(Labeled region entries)

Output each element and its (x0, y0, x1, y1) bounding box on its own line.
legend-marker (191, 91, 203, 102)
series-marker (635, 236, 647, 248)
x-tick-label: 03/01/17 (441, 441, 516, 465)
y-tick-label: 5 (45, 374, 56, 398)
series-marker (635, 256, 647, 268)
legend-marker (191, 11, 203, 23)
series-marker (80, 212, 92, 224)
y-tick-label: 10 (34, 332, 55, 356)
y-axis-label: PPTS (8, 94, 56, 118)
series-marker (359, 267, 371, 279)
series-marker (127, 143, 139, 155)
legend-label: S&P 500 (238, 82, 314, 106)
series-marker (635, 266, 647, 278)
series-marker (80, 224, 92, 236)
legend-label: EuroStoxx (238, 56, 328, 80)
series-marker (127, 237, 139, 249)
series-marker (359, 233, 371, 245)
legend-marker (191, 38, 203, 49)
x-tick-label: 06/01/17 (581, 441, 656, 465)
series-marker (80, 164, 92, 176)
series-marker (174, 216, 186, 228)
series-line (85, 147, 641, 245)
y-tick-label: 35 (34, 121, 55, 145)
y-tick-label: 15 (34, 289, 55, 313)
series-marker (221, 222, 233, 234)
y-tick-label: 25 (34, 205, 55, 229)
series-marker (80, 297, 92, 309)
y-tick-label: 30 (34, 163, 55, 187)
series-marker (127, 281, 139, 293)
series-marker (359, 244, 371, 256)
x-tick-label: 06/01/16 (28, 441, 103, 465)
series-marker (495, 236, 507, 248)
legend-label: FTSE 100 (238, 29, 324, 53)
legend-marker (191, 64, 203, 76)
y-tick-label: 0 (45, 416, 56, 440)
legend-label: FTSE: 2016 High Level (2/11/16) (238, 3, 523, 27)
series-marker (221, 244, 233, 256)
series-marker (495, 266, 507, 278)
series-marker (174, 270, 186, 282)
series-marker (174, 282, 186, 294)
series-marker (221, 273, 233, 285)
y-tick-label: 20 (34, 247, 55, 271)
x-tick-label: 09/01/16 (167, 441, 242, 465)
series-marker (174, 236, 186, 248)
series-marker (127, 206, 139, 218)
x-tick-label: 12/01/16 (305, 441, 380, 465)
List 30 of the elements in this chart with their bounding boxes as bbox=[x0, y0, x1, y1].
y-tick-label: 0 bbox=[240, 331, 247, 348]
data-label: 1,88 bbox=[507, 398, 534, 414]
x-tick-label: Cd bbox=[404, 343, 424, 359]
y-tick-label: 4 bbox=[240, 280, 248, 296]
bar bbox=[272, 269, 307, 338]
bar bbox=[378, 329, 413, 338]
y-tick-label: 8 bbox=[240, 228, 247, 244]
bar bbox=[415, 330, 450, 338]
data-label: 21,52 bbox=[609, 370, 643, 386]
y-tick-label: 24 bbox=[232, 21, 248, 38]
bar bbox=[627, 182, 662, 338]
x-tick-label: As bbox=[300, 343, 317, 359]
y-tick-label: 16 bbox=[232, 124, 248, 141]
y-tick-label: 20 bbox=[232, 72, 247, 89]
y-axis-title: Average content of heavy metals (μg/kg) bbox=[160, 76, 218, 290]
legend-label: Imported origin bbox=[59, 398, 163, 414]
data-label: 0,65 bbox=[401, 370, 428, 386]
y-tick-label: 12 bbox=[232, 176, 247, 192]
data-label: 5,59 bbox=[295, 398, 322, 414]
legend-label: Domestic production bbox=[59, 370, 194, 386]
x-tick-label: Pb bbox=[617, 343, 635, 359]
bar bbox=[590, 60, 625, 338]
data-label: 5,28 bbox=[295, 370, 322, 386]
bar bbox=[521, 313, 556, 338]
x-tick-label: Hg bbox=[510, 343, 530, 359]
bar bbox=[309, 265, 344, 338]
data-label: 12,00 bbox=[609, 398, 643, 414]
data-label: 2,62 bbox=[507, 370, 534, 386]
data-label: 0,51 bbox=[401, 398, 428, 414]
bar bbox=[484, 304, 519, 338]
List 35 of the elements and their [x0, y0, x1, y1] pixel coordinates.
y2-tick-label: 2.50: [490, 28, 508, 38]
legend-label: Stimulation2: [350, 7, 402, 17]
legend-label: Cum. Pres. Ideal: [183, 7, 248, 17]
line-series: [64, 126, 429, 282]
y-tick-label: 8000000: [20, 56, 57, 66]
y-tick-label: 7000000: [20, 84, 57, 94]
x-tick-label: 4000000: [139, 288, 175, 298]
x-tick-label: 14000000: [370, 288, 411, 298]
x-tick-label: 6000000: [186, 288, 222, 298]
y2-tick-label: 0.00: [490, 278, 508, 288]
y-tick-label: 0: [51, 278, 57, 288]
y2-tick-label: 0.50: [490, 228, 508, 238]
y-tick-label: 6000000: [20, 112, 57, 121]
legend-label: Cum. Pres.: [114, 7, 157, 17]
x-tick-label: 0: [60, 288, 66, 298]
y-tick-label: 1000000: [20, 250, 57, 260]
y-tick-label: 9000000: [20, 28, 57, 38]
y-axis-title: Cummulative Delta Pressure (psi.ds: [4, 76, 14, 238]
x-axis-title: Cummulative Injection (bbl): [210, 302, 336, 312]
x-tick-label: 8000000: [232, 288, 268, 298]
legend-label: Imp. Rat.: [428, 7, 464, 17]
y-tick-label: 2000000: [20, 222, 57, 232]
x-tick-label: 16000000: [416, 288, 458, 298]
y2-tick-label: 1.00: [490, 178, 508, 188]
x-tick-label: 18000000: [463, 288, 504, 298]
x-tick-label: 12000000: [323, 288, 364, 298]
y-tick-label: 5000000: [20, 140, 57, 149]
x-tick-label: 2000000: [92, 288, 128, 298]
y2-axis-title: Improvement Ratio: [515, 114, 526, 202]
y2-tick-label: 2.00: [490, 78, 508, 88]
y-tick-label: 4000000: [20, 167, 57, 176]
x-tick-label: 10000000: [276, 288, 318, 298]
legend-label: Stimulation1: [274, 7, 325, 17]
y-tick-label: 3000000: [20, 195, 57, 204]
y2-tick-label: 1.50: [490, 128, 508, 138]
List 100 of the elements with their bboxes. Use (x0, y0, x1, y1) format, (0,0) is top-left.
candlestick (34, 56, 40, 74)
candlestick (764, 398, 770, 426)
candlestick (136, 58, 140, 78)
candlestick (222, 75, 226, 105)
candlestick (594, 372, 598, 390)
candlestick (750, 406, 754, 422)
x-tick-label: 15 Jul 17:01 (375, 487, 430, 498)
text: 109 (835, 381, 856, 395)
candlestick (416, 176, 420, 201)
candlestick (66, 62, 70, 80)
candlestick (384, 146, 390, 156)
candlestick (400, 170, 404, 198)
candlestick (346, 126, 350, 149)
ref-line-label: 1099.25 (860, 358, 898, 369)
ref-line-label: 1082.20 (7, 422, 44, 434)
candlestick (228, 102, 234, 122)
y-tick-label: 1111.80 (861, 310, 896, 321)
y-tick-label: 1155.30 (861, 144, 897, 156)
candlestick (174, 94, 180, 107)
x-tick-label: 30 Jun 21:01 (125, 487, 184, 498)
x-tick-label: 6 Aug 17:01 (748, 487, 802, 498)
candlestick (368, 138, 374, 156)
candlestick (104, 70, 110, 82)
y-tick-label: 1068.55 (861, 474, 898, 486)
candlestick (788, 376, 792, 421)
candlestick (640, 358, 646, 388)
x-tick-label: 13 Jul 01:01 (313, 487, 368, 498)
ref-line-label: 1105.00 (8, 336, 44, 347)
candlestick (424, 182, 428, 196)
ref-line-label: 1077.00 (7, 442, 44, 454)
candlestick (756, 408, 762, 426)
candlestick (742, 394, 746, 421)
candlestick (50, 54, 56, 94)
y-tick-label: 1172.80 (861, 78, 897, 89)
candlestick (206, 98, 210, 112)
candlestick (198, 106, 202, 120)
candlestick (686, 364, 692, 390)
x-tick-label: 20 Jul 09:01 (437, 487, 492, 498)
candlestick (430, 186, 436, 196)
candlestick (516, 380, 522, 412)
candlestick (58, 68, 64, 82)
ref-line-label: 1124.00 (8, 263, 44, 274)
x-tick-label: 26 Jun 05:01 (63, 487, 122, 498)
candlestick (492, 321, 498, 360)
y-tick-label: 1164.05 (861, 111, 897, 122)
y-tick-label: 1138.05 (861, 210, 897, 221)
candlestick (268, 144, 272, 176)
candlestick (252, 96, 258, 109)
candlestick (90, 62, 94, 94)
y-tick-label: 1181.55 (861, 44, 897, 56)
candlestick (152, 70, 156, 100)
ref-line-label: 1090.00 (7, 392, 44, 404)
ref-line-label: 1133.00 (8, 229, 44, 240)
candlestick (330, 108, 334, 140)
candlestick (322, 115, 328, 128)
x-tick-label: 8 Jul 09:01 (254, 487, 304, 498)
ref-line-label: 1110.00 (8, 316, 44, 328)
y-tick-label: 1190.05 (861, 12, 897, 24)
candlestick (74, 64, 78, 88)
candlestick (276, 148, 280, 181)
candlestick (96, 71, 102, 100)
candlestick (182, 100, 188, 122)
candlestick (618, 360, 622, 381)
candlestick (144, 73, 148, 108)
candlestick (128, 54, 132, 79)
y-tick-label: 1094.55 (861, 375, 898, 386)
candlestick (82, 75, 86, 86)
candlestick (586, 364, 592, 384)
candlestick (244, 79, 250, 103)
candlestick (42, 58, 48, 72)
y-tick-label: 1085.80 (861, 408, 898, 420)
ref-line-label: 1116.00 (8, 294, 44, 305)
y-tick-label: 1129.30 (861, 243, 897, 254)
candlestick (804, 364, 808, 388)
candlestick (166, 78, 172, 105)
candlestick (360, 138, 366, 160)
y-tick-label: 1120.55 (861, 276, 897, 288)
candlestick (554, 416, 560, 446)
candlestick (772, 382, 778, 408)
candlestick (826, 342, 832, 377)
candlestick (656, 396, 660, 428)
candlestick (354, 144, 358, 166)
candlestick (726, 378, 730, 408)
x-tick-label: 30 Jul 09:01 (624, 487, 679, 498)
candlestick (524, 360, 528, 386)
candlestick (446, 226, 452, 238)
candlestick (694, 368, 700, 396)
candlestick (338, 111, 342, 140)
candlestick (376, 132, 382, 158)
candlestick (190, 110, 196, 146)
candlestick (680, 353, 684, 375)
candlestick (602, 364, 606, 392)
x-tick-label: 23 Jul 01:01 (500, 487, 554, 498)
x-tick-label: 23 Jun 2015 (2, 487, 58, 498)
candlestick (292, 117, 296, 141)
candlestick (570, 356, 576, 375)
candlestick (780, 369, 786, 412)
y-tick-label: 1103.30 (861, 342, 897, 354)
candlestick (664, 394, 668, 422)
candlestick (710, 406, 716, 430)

#### Goal
Could you copy out the data word for word, starting at its first line and ending with the line that contains "y-tick-label: 0 (45, 416, 56, 440)", including that line?

#### Completed exercise
Output each element and its (x0, y0, x1, y1) bounding box on its own line.
legend-marker (191, 91, 203, 102)
series-marker (635, 236, 647, 248)
x-tick-label: 03/01/17 (441, 441, 516, 465)
y-tick-label: 5 (45, 374, 56, 398)
series-marker (635, 256, 647, 268)
legend-marker (191, 11, 203, 23)
series-marker (80, 212, 92, 224)
y-tick-label: 10 (34, 332, 55, 356)
y-axis-label: PPTS (8, 94, 56, 118)
series-marker (359, 267, 371, 279)
series-marker (127, 143, 139, 155)
legend-label: S&P 500 (238, 82, 314, 106)
series-marker (635, 266, 647, 278)
series-marker (80, 224, 92, 236)
legend-label: EuroStoxx (238, 56, 328, 80)
series-marker (127, 237, 139, 249)
series-marker (359, 233, 371, 245)
legend-marker (191, 38, 203, 49)
x-tick-label: 06/01/17 (581, 441, 656, 465)
series-marker (80, 164, 92, 176)
series-marker (174, 216, 186, 228)
series-line (85, 147, 641, 245)
y-tick-label: 35 (34, 121, 55, 145)
y-tick-label: 15 (34, 289, 55, 313)
series-marker (221, 222, 233, 234)
y-tick-label: 25 (34, 205, 55, 229)
series-marker (80, 297, 92, 309)
y-tick-label: 30 (34, 163, 55, 187)
series-marker (127, 281, 139, 293)
series-marker (359, 244, 371, 256)
x-tick-label: 06/01/16 (28, 441, 103, 465)
series-marker (495, 236, 507, 248)
legend-label: FTSE 100 (238, 29, 324, 53)
legend-marker (191, 64, 203, 76)
y-tick-label: 0 (45, 416, 56, 440)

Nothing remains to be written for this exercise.